== Material supplied

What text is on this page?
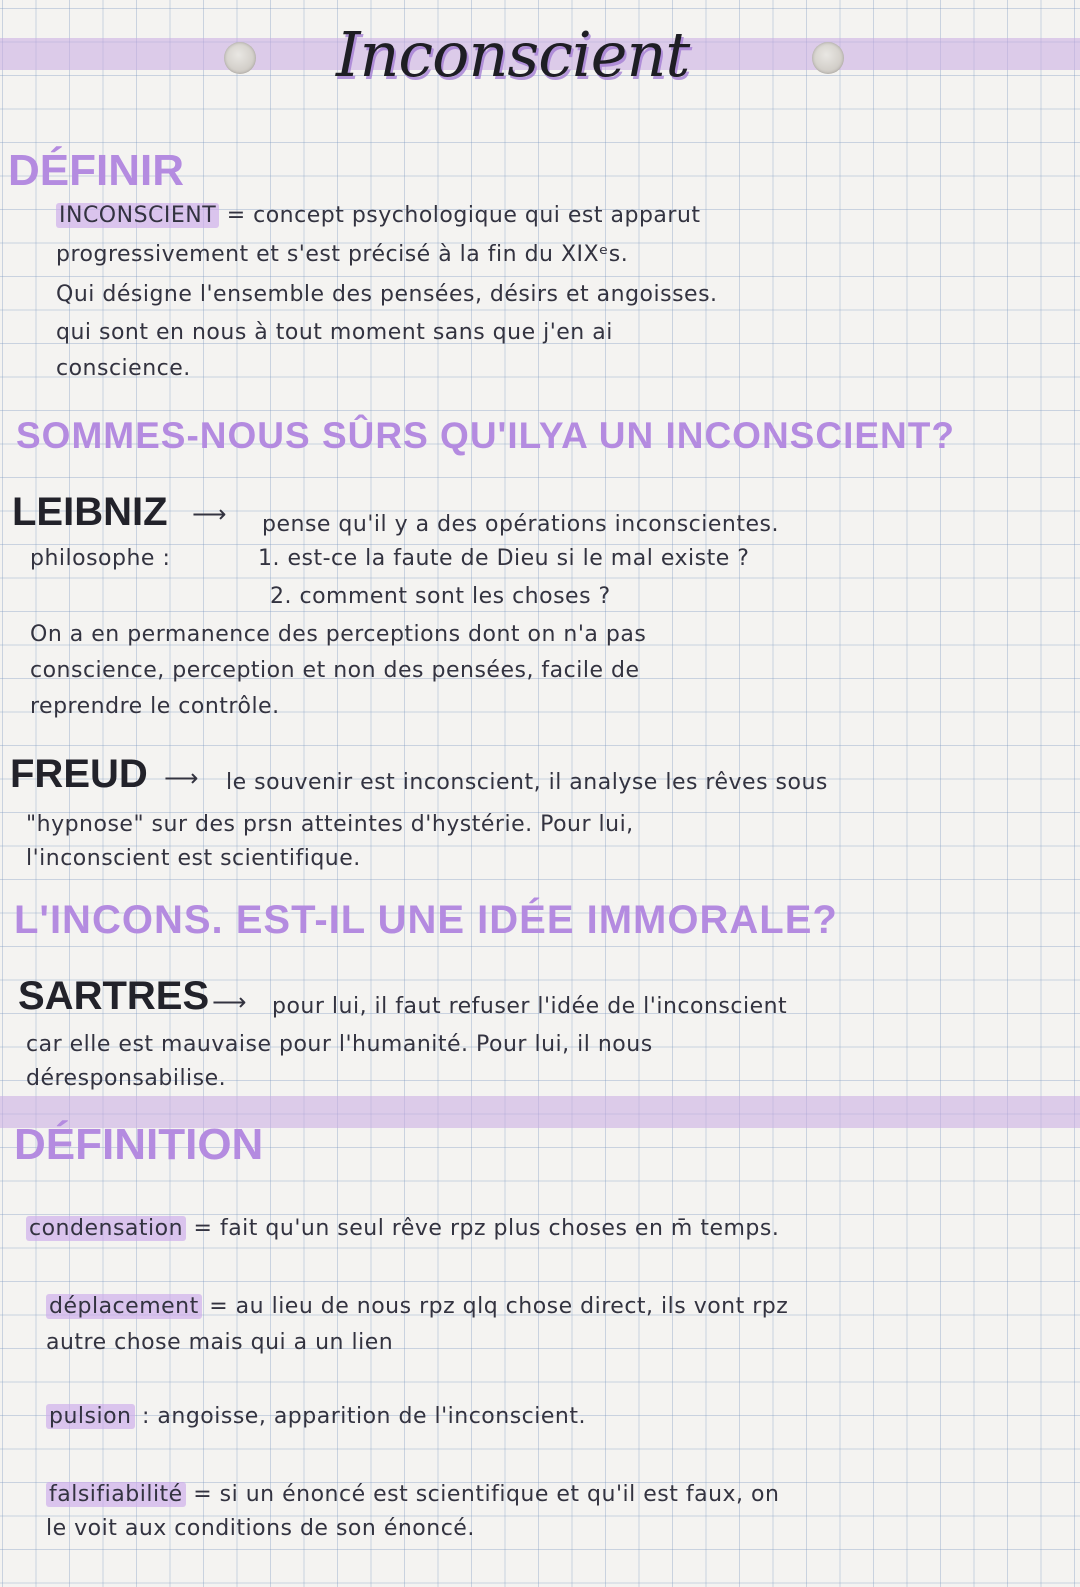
Inconscient
DÉFINIR
INCONSCIENT = concept psychologique qui est apparut
progressivement et s'est précisé à la fin du XIXᵉs.
Qui désigne l'ensemble des pensées, désirs et angoisses.
qui sont en nous à tout moment sans que j'en ai
conscience.
SOMMES-NOUS SÛRS QU'ILYA UN INCONSCIENT?
LEIBNIZ ⟶ pense qu'il y a des opérations inconscientes.
philosophe :	1. est-ce la faute de Dieu si le mal existe ?
2. comment sont les choses ?
On a en permanence des perceptions dont on n'a pas
conscience, perception et non des pensées, facile de
reprendre le contrôle.
FREUD ⟶ le souvenir est inconscient, il analyse les rêves sous
"hypnose" sur des prsn atteintes d'hystérie. Pour lui,
l'inconscient est scientifique.
L'INCONS. EST-IL UNE IDÉE IMMORALE?
SARTRES ⟶ pour lui, il faut refuser l'idée de l'inconscient
car elle est mauvaise pour l'humanité. Pour lui, il nous
déresponsabilise.
DÉFINITION
condensation = fait qu'un seul rêve rpz plus choses en m̄ temps.
déplacement = au lieu de nous rpz qlq chose direct, ils vont rpz
autre chose mais qui a un lien
pulsion : angoisse, apparition de l'inconscient.
falsifiabilité = si un énoncé est scientifique et qu'il est faux, on
le voit aux conditions de son énoncé.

====

The task: Repeat the data exactly, dropping every picture it holds.

Solution to this exercise:
What text is on this page?
Inconscient
DÉFINIR
INCONSCIENT = concept psychologique qui est apparut
progressivement et s'est précisé à la fin du XIXᵉs.
Qui désigne l'ensemble des pensées, désirs et angoisses.
qui sont en nous à tout moment sans que j'en ai
conscience.
SOMMES-NOUS SÛRS QU'ILYA UN INCONSCIENT?
LEIBNIZ ⟶ pense qu'il y a des opérations inconscientes.
philosophe :	1. est-ce la faute de Dieu si le mal existe ?
2. comment sont les choses ?
On a en permanence des perceptions dont on n'a pas
conscience, perception et non des pensées, facile de
reprendre le contrôle.
FREUD ⟶ le souvenir est inconscient, il analyse les rêves sous
"hypnose" sur des prsn atteintes d'hystérie. Pour lui,
l'inconscient est scientifique.
L'INCONS. EST-IL UNE IDÉE IMMORALE?
SARTRES ⟶ pour lui, il faut refuser l'idée de l'inconscient
car elle est mauvaise pour l'humanité. Pour lui, il nous
déresponsabilise.
DÉFINITION
condensation = fait qu'un seul rêve rpz plus choses en m̄ temps.
déplacement = au lieu de nous rpz qlq chose direct, ils vont rpz
autre chose mais qui a un lien
pulsion : angoisse, apparition de l'inconscient.
falsifiabilité = si un énoncé est scientifique et qu'il est faux, on
le voit aux conditions de son énoncé.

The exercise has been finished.